• **Exercise**
Tally the lines in the following entries that include the word "value"; state only the total.

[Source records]
○ ○ ○ ○ ○

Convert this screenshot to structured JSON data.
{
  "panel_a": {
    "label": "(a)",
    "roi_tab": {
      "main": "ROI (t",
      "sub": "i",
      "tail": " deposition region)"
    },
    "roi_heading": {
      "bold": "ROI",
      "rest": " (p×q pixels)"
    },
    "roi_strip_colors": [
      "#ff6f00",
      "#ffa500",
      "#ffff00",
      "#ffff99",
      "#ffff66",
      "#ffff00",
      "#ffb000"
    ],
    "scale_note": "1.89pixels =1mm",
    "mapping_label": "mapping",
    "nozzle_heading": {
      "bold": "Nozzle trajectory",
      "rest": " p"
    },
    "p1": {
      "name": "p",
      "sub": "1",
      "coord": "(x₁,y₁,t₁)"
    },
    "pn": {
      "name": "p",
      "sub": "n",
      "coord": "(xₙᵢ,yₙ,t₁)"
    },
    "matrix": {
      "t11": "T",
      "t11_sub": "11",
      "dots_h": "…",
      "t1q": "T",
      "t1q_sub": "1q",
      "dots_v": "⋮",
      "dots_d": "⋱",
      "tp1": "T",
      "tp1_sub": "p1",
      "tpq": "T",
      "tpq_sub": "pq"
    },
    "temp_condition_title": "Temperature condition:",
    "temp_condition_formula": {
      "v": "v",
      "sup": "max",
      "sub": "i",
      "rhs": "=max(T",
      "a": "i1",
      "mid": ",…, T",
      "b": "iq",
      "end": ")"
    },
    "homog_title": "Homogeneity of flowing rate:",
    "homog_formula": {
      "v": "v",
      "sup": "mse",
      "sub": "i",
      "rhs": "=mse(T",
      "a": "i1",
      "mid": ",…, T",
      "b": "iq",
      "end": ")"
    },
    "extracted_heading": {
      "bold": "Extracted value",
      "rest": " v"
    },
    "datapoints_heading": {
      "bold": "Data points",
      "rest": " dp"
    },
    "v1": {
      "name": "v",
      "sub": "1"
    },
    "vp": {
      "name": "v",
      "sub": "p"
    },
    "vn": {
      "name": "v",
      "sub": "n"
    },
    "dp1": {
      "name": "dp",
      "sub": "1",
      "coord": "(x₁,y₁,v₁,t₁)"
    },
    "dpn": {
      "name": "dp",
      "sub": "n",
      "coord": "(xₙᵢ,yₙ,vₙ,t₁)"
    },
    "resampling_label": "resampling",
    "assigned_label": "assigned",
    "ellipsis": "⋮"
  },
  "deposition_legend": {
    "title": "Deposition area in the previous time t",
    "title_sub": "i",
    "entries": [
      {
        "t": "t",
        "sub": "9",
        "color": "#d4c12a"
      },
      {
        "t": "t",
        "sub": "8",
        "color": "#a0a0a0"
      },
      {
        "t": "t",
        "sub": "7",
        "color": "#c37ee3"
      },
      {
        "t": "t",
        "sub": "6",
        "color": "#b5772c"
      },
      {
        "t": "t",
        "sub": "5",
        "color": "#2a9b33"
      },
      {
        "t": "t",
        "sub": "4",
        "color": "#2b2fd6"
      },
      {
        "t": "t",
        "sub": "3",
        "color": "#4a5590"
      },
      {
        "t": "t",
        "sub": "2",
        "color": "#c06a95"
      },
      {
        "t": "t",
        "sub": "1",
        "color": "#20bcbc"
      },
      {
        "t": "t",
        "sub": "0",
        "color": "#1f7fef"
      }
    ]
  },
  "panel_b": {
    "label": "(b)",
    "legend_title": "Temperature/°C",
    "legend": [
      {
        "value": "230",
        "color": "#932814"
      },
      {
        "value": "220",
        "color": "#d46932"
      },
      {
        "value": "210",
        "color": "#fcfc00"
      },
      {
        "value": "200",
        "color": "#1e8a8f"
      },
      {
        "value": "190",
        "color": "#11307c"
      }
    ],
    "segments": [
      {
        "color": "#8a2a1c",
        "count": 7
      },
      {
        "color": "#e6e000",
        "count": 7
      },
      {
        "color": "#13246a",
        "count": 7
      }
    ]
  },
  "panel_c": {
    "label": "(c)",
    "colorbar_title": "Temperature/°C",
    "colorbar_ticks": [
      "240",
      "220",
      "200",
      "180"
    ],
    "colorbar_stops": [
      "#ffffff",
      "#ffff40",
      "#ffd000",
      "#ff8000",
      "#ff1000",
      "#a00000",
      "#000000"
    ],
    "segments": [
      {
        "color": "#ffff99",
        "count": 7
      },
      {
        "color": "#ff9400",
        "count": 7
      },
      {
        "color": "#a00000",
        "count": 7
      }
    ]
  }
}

○ ○ ○ ○ ○

• **The reply**
6